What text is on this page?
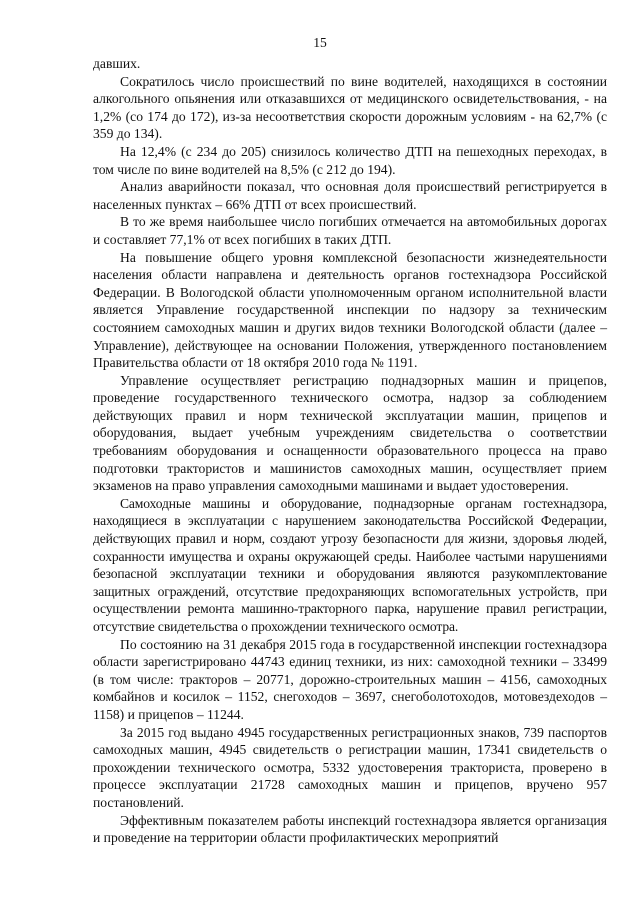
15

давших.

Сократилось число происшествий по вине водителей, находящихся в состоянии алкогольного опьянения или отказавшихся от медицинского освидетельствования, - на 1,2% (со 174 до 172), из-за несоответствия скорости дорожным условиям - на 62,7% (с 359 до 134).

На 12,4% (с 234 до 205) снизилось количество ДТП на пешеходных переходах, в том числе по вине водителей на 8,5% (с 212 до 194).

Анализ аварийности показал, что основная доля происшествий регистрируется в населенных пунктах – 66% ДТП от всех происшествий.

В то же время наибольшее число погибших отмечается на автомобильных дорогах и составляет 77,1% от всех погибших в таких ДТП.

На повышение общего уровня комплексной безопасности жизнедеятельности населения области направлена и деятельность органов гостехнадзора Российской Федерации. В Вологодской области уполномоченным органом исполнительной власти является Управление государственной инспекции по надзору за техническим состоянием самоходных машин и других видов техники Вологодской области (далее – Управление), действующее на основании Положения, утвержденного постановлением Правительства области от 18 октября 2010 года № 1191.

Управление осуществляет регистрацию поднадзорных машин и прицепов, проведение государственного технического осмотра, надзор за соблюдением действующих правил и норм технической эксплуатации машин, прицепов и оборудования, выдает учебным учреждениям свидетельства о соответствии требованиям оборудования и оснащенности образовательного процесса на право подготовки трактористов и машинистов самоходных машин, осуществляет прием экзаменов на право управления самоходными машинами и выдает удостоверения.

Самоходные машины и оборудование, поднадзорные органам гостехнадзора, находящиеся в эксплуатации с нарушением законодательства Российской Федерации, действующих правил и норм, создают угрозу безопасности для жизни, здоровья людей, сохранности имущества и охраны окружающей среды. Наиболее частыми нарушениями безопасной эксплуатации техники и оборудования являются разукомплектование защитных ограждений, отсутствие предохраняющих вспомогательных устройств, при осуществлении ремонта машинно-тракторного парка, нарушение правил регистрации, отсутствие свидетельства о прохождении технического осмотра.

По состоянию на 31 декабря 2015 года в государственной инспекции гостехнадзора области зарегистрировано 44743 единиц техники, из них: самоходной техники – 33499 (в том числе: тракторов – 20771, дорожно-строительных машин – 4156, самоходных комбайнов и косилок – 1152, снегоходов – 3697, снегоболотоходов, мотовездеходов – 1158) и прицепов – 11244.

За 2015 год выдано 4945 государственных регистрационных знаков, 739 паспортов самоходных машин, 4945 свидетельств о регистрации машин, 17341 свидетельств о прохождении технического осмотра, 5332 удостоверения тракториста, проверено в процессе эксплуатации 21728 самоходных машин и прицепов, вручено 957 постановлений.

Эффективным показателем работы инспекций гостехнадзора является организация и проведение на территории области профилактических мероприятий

┄┄┄┄┄┄

**WHAT THE EXERCISE ASKS**
Transcribe the preceding listing in its entirety and with exact wording, leaving out pictures.

**WORKED ANSWER**
What text is on this page?
15

давших.

Сократилось число происшествий по вине водителей, находящихся в состоянии алкогольного опьянения или отказавшихся от медицинского освидетельствования, - на 1,2% (со 174 до 172), из-за несоответствия скорости дорожным условиям - на 62,7% (с 359 до 134).

На 12,4% (с 234 до 205) снизилось количество ДТП на пешеходных переходах, в том числе по вине водителей на 8,5% (с 212 до 194).

Анализ аварийности показал, что основная доля происшествий регистрируется в населенных пунктах – 66% ДТП от всех происшествий.

В то же время наибольшее число погибших отмечается на автомобильных дорогах и составляет 77,1% от всех погибших в таких ДТП.

На повышение общего уровня комплексной безопасности жизнедеятельности населения области направлена и деятельность органов гостехнадзора Российской Федерации. В Вологодской области уполномоченным органом исполнительной власти является Управление государственной инспекции по надзору за техническим состоянием самоходных машин и других видов техники Вологодской области (далее – Управление), действующее на основании Положения, утвержденного постановлением Правительства области от 18 октября 2010 года № 1191.

Управление осуществляет регистрацию поднадзорных машин и прицепов, проведение государственного технического осмотра, надзор за соблюдением действующих правил и норм технической эксплуатации машин, прицепов и оборудования, выдает учебным учреждениям свидетельства о соответствии требованиям оборудования и оснащенности образовательного процесса на право подготовки трактористов и машинистов самоходных машин, осуществляет прием экзаменов на право управления самоходными машинами и выдает удостоверения.

Самоходные машины и оборудование, поднадзорные органам гостехнадзора, находящиеся в эксплуатации с нарушением законодательства Российской Федерации, действующих правил и норм, создают угрозу безопасности для жизни, здоровья людей, сохранности имущества и охраны окружающей среды. Наиболее частыми нарушениями безопасной эксплуатации техники и оборудования являются разукомплектование защитных ограждений, отсутствие предохраняющих вспомогательных устройств, при осуществлении ремонта машинно-тракторного парка, нарушение правил регистрации, отсутствие свидетельства о прохождении технического осмотра.

По состоянию на 31 декабря 2015 года в государственной инспекции гостехнадзора области зарегистрировано 44743 единиц техники, из них: самоходной техники – 33499 (в том числе: тракторов – 20771, дорожно-строительных машин – 4156, самоходных комбайнов и косилок – 1152, снегоходов – 3697, снегоболотоходов, мотовездеходов – 1158) и прицепов – 11244.

За 2015 год выдано 4945 государственных регистрационных знаков, 739 паспортов самоходных машин, 4945 свидетельств о регистрации машин, 17341 свидетельств о прохождении технического осмотра, 5332 удостоверения тракториста, проверено в процессе эксплуатации 21728 самоходных машин и прицепов, вручено 957 постановлений.

Эффективным показателем работы инспекций гостехнадзора является организация и проведение на территории области профилактических мероприятий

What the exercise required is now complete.